ITEMS.
——

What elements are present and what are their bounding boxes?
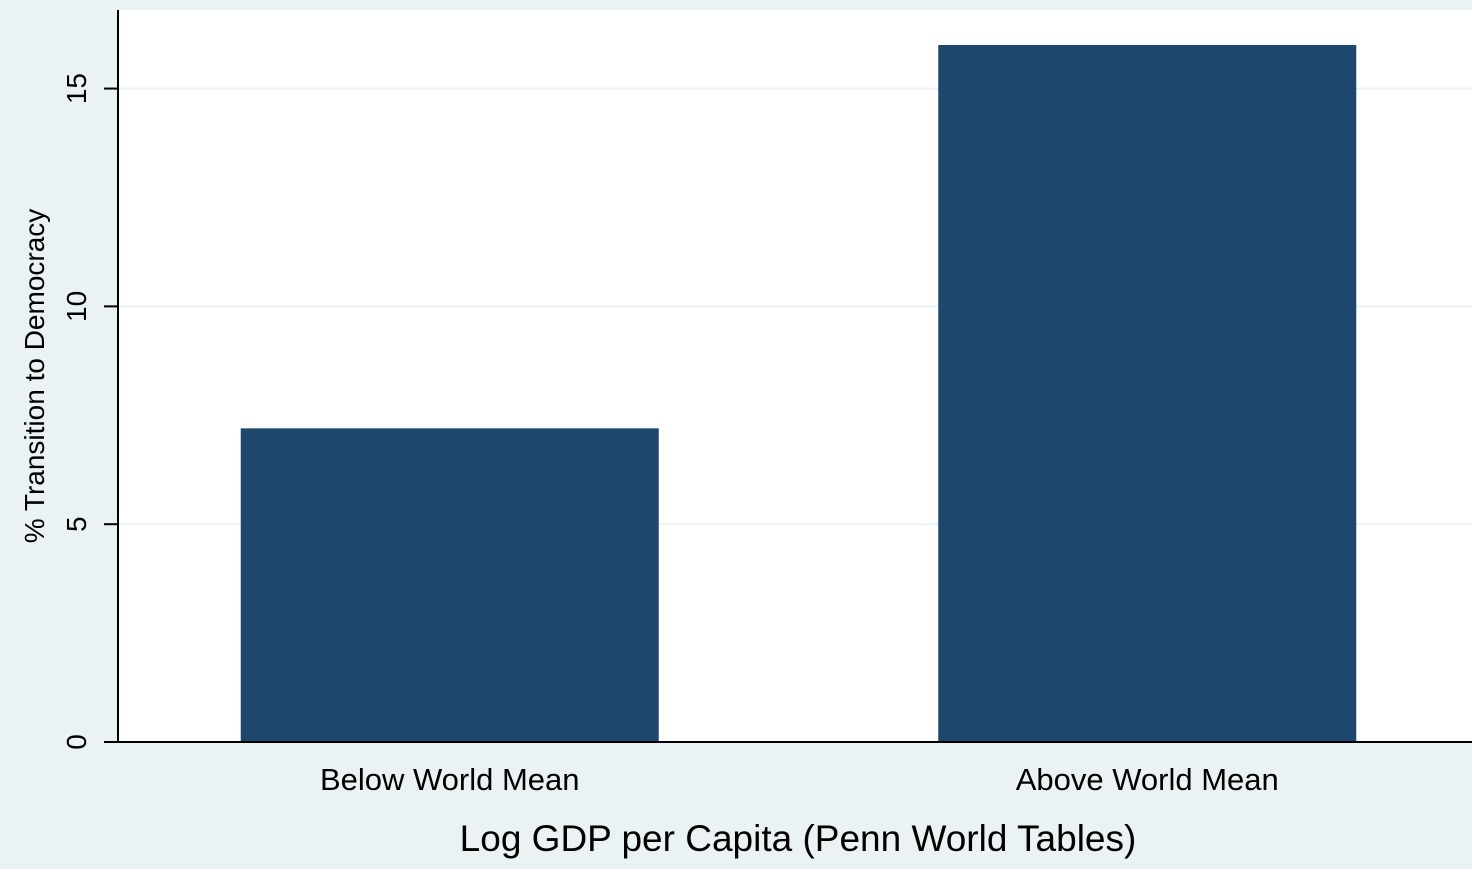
y-axis-ticks: 0 5 10 15	[61, 73, 118, 750]
bar	[240, 428, 659, 742]
x-axis-tick-labels: Below World Mean Above World Mean	[320, 762, 1279, 797]
x-tick-label: Above World Mean	[1016, 762, 1279, 797]
y-tick-label: 15	[61, 73, 92, 104]
x-axis-label: Log GDP per Capita (Penn World Tables)	[460, 818, 1137, 859]
y-tick-label: 5	[61, 516, 92, 532]
y-axis-label: % Transition to Democracy	[19, 209, 50, 544]
y-tick-label: 0	[61, 734, 92, 750]
x-tick-label: Below World Mean	[320, 762, 580, 797]
bars	[240, 45, 1357, 742]
bar	[938, 45, 1357, 742]
y-tick-label: 10	[61, 291, 92, 322]
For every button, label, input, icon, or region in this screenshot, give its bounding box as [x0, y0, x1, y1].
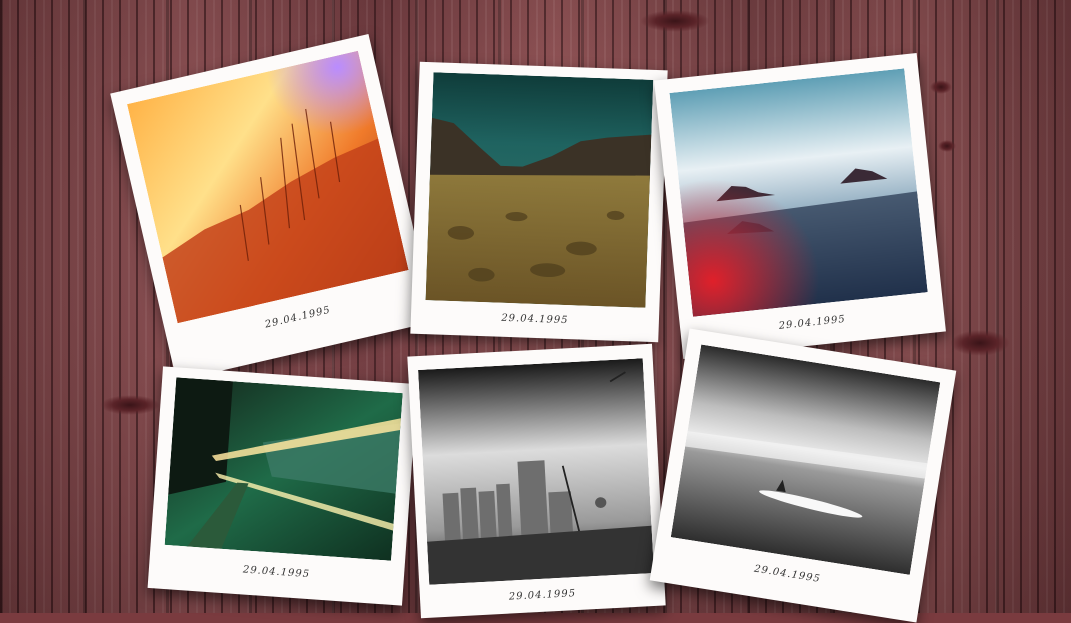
wood-knot: [950, 330, 1010, 356]
wood-knot: [930, 80, 952, 94]
polaroid-surfboard-beach[interactable]: 29.04.1995: [649, 328, 957, 623]
photo-sunset-field: [127, 50, 409, 324]
polaroid-desert-valley[interactable]: 29.04.1995: [410, 61, 668, 343]
photo-desert-valley: [425, 72, 654, 308]
polaroid-night-street[interactable]: 29.04.1995: [147, 366, 418, 606]
wood-knot: [938, 140, 956, 152]
polaroid-sunset-field[interactable]: 29.04.1995: [110, 33, 435, 382]
photo-sea-rocks: [669, 68, 928, 317]
photo-industrial-silos: [418, 358, 654, 585]
wood-knot: [100, 395, 160, 415]
photo-surfboard-beach: [670, 344, 941, 575]
polaroid-sea-rocks[interactable]: 29.04.1995: [654, 52, 946, 360]
photo-caption: 29.04.1995: [501, 312, 569, 327]
wood-knot: [640, 10, 710, 32]
photo-caption: 29.04.1995: [508, 588, 577, 603]
photo-night-street: [164, 377, 403, 561]
photo-caption: 29.04.1995: [242, 564, 311, 581]
polaroid-industrial-silos[interactable]: 29.04.1995: [407, 343, 666, 619]
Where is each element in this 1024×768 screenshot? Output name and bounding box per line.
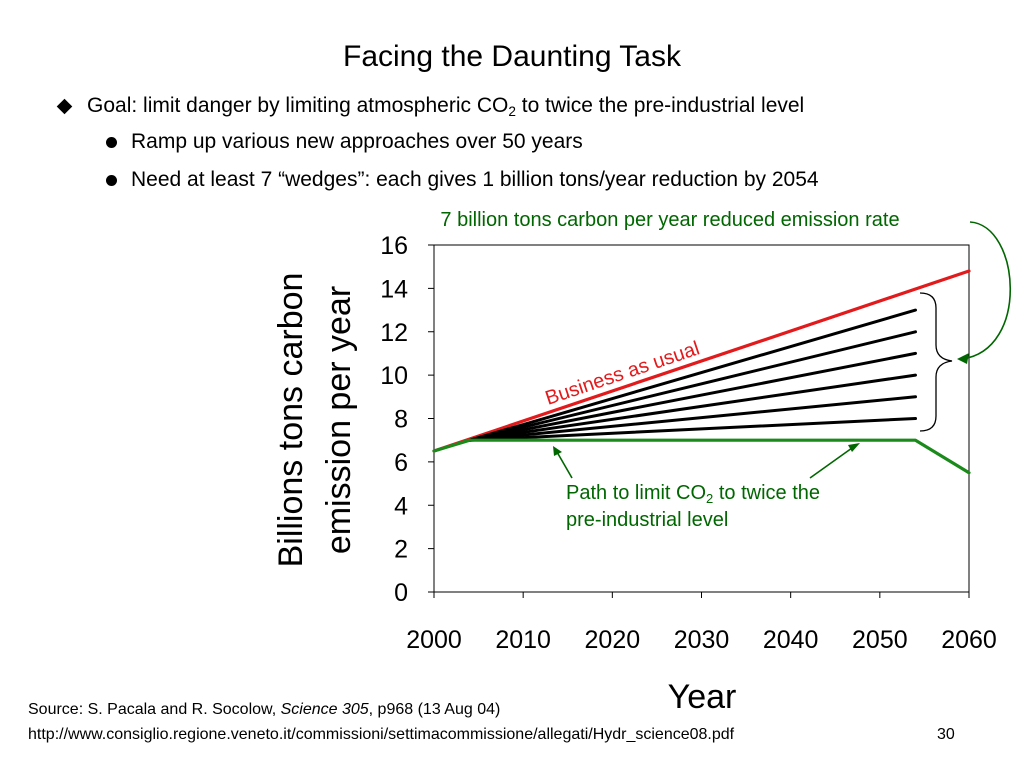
wedge-line bbox=[468, 373, 917, 442]
path-line bbox=[432, 438, 971, 475]
wedge-line bbox=[468, 395, 917, 442]
path-arrow-left-head bbox=[553, 446, 562, 456]
wedge-line bbox=[468, 308, 917, 442]
y-axis-label-line2: emission per year bbox=[320, 286, 358, 554]
path-arrow-left bbox=[556, 451, 573, 479]
bullet-goal-text: Goal: limit danger by limiting atmospher… bbox=[87, 94, 805, 120]
wedges-label-arrow bbox=[961, 221, 1012, 360]
source-url: http://www.consiglio.regione.veneto.it/c… bbox=[28, 726, 735, 743]
path-annotation-line2: pre-industrial level bbox=[566, 509, 729, 531]
y-tick-label: 14 bbox=[380, 275, 408, 303]
x-tick-label: 2050 bbox=[852, 626, 908, 654]
bullet-ramp-up-text: Ramp up various new approaches over 50 y… bbox=[131, 130, 583, 153]
y-tick-label: 12 bbox=[380, 319, 408, 347]
y-tick-label: 4 bbox=[394, 492, 408, 520]
source-citation: Source: S. Pacala and R. Socolow, Scienc… bbox=[28, 701, 501, 718]
path-arrow-right bbox=[809, 447, 853, 479]
x-tick-label: 2010 bbox=[495, 626, 551, 654]
wedge-line bbox=[468, 417, 917, 442]
y-axis-label-line1: Billions tons carbon bbox=[272, 273, 310, 568]
y-tick-label: 6 bbox=[394, 449, 408, 477]
wedge-brace bbox=[919, 292, 953, 432]
y-tick-label: 8 bbox=[394, 406, 408, 434]
bullet-wedges-text: Need at least 7 “wedges”: each gives 1 b… bbox=[131, 168, 819, 191]
bullet-goal: Goal: limit danger by limiting atmospher… bbox=[56, 94, 804, 118]
wedge-line bbox=[468, 330, 917, 442]
x-axis-label: Year bbox=[668, 678, 737, 716]
bullet-wedges: Need at least 7 “wedges”: each gives 1 b… bbox=[106, 168, 819, 192]
slide-title: Facing the Daunting Task bbox=[343, 40, 681, 73]
x-tick-label: 2040 bbox=[763, 626, 819, 654]
path-arrow-right-head bbox=[848, 443, 860, 452]
wedges-arrow-head bbox=[957, 353, 969, 364]
bullet-ramp-up: Ramp up various new approaches over 50 y… bbox=[106, 130, 583, 154]
y-tick-label: 10 bbox=[380, 362, 408, 390]
wedges-label: 7 billion tons carbon per year reduced e… bbox=[440, 209, 899, 231]
y-tick-label: 2 bbox=[394, 536, 408, 564]
path-annotation-line1: Path to limit CO2 to twice the bbox=[566, 482, 820, 506]
bau-line bbox=[432, 269, 971, 453]
page-number: 30 bbox=[937, 726, 955, 743]
path-annotation: Path to limit CO2 to twice the pre-indus… bbox=[566, 480, 820, 534]
y-tick-label: 0 bbox=[394, 579, 408, 607]
x-tick-label: 2020 bbox=[585, 626, 641, 654]
y-tick-label: 16 bbox=[380, 232, 408, 260]
dot-bullet-icon bbox=[106, 174, 117, 186]
x-tick-label: 2030 bbox=[674, 626, 730, 654]
x-tick-label: 2000 bbox=[406, 626, 462, 654]
dot-bullet-icon bbox=[106, 136, 117, 148]
wedge-line bbox=[468, 351, 917, 442]
x-tick-label: 2060 bbox=[941, 626, 997, 654]
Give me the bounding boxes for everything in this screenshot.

——

REQUIRED WORK. Find each line in the listing above that contains the string "limit" with matching case, and copy every such line.

RESULT.
bullet-goal-text: Goal: limit danger by limiting atmospher… bbox=[87, 94, 805, 120]
bullet-goal: Goal: limit danger by limiting atmospher… bbox=[56, 94, 804, 118]
path-annotation-line1: Path to limit CO2 to twice the bbox=[566, 482, 820, 506]
path-annotation: Path to limit CO2 to twice the pre-indus… bbox=[566, 480, 820, 534]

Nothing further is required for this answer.